● **TASK PROMPT**
Collect all lines from the listing that include the string "Electrician".

[Collected data]

--

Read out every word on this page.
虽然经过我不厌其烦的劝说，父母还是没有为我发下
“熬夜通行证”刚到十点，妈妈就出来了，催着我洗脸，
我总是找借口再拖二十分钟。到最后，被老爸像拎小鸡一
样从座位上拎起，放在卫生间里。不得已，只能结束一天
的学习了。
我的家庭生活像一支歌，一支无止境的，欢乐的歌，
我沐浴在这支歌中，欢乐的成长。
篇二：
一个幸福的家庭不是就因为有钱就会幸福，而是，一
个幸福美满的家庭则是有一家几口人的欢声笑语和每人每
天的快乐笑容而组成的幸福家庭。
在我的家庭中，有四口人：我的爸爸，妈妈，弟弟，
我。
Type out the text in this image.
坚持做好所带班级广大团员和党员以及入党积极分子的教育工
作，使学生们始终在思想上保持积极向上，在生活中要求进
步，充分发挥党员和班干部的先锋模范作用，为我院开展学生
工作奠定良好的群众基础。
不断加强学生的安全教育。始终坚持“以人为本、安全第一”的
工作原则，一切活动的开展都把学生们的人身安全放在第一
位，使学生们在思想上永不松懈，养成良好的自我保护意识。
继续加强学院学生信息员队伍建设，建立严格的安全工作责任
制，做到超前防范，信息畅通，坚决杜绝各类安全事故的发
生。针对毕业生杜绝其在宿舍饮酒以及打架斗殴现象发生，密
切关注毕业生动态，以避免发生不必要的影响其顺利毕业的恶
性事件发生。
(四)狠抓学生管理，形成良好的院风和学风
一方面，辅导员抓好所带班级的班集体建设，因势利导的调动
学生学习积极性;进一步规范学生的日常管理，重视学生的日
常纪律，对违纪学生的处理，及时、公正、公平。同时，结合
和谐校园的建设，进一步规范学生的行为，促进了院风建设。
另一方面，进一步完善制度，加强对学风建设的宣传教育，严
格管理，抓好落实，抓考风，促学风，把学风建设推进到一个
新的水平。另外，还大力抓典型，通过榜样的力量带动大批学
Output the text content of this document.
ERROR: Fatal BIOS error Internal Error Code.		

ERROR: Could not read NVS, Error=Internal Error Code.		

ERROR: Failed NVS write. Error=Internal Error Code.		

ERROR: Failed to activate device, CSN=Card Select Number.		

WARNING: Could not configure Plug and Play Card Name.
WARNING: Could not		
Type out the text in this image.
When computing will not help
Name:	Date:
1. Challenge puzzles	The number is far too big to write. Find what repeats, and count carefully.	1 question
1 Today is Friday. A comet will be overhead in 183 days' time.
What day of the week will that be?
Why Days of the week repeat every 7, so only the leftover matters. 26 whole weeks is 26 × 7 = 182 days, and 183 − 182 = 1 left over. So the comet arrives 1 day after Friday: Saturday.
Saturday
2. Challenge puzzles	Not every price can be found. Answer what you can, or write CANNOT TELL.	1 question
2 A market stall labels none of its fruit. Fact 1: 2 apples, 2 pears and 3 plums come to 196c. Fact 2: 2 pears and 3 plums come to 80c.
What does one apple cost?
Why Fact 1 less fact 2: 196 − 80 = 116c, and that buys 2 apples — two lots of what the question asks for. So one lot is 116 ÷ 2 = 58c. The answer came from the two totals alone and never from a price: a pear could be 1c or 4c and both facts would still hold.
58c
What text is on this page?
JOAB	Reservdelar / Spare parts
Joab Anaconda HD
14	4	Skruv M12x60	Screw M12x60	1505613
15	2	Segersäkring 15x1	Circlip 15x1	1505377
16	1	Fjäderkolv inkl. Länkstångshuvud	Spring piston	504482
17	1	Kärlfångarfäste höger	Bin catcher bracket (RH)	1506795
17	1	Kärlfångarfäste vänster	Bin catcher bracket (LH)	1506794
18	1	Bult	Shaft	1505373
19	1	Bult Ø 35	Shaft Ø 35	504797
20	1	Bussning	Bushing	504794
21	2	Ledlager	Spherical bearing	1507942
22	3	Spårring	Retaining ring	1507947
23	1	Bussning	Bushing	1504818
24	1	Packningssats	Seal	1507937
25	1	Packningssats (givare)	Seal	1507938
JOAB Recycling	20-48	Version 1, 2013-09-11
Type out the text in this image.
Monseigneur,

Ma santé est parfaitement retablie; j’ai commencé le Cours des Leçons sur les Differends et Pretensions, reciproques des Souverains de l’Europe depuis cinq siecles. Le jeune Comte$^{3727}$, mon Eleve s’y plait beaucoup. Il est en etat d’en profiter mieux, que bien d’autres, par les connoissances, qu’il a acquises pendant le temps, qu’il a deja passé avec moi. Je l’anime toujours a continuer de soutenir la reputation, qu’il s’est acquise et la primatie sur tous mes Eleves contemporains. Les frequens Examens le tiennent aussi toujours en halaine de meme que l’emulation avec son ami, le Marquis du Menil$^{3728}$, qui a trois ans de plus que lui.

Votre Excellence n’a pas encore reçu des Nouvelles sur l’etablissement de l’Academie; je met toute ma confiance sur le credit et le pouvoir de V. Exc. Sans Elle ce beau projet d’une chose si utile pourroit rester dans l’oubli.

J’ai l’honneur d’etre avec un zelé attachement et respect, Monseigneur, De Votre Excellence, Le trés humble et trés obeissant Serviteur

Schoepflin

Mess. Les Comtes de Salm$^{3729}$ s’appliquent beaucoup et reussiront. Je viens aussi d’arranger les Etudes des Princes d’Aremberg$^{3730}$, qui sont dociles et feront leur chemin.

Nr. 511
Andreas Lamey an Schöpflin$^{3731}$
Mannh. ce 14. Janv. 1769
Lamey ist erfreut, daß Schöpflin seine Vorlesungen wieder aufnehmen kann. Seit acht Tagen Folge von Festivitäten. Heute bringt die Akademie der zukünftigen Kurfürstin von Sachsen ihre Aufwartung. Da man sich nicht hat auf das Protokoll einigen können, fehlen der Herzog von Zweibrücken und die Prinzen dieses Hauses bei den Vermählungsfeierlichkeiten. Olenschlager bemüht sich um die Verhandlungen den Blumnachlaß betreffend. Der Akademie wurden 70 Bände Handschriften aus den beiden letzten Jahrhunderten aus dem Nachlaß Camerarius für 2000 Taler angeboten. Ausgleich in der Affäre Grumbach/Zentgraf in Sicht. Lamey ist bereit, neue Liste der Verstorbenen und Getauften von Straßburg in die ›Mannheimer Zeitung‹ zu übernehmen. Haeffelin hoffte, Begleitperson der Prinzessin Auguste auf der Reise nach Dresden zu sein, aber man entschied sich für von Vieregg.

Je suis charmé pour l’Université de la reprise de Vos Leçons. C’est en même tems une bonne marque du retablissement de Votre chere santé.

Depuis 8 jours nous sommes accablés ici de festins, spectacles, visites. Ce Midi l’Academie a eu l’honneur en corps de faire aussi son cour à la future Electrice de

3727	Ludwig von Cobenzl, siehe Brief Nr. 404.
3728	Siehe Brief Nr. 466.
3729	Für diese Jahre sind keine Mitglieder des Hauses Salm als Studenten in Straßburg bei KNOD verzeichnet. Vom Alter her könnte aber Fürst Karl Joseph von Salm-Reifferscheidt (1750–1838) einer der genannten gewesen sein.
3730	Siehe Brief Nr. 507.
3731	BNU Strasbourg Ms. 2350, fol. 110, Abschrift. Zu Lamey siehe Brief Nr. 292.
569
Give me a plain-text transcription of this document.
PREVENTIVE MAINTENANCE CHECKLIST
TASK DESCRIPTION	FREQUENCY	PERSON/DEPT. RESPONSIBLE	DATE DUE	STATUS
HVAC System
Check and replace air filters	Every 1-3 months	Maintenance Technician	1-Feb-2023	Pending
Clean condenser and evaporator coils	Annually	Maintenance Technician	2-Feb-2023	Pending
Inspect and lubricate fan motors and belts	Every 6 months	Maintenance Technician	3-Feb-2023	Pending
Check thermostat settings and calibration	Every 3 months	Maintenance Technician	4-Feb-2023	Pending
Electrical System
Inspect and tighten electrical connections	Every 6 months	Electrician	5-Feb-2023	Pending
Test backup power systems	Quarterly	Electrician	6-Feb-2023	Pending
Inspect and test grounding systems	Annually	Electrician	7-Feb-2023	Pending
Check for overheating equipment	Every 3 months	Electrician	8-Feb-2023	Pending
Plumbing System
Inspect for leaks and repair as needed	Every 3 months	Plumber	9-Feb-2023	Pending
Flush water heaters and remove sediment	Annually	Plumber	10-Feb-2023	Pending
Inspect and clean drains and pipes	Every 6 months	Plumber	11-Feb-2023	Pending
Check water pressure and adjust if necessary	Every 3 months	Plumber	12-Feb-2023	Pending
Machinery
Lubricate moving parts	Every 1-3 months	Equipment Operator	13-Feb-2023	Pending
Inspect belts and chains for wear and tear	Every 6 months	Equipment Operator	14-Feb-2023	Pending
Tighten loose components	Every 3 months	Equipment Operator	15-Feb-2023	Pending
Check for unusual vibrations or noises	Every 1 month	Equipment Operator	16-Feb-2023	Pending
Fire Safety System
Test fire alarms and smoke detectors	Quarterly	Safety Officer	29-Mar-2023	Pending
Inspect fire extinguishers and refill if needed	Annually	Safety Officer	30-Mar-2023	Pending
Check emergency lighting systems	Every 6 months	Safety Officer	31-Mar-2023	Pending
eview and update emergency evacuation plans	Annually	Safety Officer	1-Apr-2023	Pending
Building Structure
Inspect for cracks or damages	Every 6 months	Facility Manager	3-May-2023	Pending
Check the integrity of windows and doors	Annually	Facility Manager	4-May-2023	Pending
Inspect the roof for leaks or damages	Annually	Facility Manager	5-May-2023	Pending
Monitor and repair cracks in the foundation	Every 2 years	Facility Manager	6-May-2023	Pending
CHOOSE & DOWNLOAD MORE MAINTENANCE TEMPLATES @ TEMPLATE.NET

--

● **WORKED ANSWER**
Inspect and tighten electrical connections	Every 6 months	Electrician	5-Feb-2023	Pending
Test backup power systems	Quarterly	Electrician	6-Feb-2023	Pending
Inspect and test grounding systems	Annually	Electrician	7-Feb-2023	Pending
Check for overheating equipment	Every 3 months	Electrician	8-Feb-2023	Pending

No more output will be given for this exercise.